▶ _Directions for this task_
Below is some material; transcribe all of it exactly.

╔══

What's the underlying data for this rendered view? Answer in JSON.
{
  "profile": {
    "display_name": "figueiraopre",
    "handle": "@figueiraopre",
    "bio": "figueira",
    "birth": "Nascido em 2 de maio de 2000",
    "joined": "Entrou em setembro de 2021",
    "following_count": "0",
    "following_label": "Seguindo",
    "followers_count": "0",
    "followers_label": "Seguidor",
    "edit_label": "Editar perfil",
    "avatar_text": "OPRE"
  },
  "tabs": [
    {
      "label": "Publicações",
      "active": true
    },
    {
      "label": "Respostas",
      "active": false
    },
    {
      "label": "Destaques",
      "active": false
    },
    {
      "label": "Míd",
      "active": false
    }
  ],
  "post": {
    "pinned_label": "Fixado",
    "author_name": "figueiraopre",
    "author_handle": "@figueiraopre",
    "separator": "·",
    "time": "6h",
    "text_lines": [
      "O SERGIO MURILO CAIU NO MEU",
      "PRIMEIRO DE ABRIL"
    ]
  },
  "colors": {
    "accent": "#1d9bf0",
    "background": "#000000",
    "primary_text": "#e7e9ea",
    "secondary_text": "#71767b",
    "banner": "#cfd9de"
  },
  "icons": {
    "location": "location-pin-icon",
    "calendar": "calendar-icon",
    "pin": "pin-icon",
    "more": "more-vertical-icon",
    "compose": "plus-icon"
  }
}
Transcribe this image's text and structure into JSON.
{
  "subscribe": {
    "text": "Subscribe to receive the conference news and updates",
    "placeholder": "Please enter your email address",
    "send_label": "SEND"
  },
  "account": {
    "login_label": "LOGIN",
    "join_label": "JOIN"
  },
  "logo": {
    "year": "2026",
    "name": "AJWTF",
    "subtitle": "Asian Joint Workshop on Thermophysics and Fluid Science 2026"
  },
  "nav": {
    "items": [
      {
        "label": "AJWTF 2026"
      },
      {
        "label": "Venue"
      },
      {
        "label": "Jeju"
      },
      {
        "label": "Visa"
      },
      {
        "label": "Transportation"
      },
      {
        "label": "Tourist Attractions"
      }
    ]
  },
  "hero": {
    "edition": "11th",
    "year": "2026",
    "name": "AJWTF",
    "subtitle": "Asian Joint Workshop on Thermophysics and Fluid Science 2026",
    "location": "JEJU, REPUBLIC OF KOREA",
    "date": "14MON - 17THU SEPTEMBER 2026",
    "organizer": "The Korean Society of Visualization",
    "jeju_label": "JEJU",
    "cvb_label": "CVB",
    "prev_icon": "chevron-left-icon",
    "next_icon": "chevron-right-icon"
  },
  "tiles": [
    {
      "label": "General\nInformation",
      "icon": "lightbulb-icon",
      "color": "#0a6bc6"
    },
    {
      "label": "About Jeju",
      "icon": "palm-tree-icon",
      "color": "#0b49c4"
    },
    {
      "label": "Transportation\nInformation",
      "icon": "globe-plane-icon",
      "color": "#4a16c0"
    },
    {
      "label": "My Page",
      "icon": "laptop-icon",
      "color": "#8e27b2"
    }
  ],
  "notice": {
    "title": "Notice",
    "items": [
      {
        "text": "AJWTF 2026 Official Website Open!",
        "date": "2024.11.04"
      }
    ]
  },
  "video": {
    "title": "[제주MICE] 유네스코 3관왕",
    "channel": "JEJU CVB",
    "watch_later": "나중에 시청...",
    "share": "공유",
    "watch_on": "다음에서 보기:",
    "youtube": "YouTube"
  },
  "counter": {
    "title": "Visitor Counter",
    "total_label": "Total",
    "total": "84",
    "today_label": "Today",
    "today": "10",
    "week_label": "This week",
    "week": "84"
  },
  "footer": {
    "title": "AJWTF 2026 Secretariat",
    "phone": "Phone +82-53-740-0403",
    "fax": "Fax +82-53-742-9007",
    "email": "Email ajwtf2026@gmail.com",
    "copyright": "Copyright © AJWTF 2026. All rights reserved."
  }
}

╚══

▶ _Solution for this task_
What's the underlying data for this rendered view? Answer in JSON.
{
  "profile": {
    "display_name": "figueiraopre",
    "handle": "@figueiraopre",
    "bio": "figueira",
    "birth": "Nascido em 2 de maio de 2000",
    "joined": "Entrou em setembro de 2021",
    "following_count": "0",
    "following_label": "Seguindo",
    "followers_count": "0",
    "followers_label": "Seguidor",
    "edit_label": "Editar perfil",
    "avatar_text": "OPRE"
  },
  "tabs": [
    {
      "label": "Publicações",
      "active": true
    },
    {
      "label": "Respostas",
      "active": false
    },
    {
      "label": "Destaques",
      "active": false
    },
    {
      "label": "Míd",
      "active": false
    }
  ],
  "post": {
    "pinned_label": "Fixado",
    "author_name": "figueiraopre",
    "author_handle": "@figueiraopre",
    "separator": "·",
    "time": "6h",
    "text_lines": [
      "O SERGIO MURILO CAIU NO MEU",
      "PRIMEIRO DE ABRIL"
    ]
  },
  "colors": {
    "accent": "#1d9bf0",
    "background": "#000000",
    "primary_text": "#e7e9ea",
    "secondary_text": "#71767b",
    "banner": "#cfd9de"
  },
  "icons": {
    "location": "location-pin-icon",
    "calendar": "calendar-icon",
    "pin": "pin-icon",
    "more": "more-vertical-icon",
    "compose": "plus-icon"
  }
}
Transcribe this image's text and structure into JSON.
{
  "subscribe": {
    "text": "Subscribe to receive the conference news and updates",
    "placeholder": "Please enter your email address",
    "send_label": "SEND"
  },
  "account": {
    "login_label": "LOGIN",
    "join_label": "JOIN"
  },
  "logo": {
    "year": "2026",
    "name": "AJWTF",
    "subtitle": "Asian Joint Workshop on Thermophysics and Fluid Science 2026"
  },
  "nav": {
    "items": [
      {
        "label": "AJWTF 2026"
      },
      {
        "label": "Venue"
      },
      {
        "label": "Jeju"
      },
      {
        "label": "Visa"
      },
      {
        "label": "Transportation"
      },
      {
        "label": "Tourist Attractions"
      }
    ]
  },
  "hero": {
    "edition": "11th",
    "year": "2026",
    "name": "AJWTF",
    "subtitle": "Asian Joint Workshop on Thermophysics and Fluid Science 2026",
    "location": "JEJU, REPUBLIC OF KOREA",
    "date": "14MON - 17THU SEPTEMBER 2026",
    "organizer": "The Korean Society of Visualization",
    "jeju_label": "JEJU",
    "cvb_label": "CVB",
    "prev_icon": "chevron-left-icon",
    "next_icon": "chevron-right-icon"
  },
  "tiles": [
    {
      "label": "General\nInformation",
      "icon": "lightbulb-icon",
      "color": "#0a6bc6"
    },
    {
      "label": "About Jeju",
      "icon": "palm-tree-icon",
      "color": "#0b49c4"
    },
    {
      "label": "Transportation\nInformation",
      "icon": "globe-plane-icon",
      "color": "#4a16c0"
    },
    {
      "label": "My Page",
      "icon": "laptop-icon",
      "color": "#8e27b2"
    }
  ],
  "notice": {
    "title": "Notice",
    "items": [
      {
        "text": "AJWTF 2026 Official Website Open!",
        "date": "2024.11.04"
      }
    ]
  },
  "video": {
    "title": "[제주MICE] 유네스코 3관왕",
    "channel": "JEJU CVB",
    "watch_later": "나중에 시청...",
    "share": "공유",
    "watch_on": "다음에서 보기:",
    "youtube": "YouTube"
  },
  "counter": {
    "title": "Visitor Counter",
    "total_label": "Total",
    "total": "84",
    "today_label": "Today",
    "today": "10",
    "week_label": "This week",
    "week": "84"
  },
  "footer": {
    "title": "AJWTF 2026 Secretariat",
    "phone": "Phone +82-53-740-0403",
    "fax": "Fax +82-53-742-9007",
    "email": "Email ajwtf2026@gmail.com",
    "copyright": "Copyright © AJWTF 2026. All rights reserved."
  }
}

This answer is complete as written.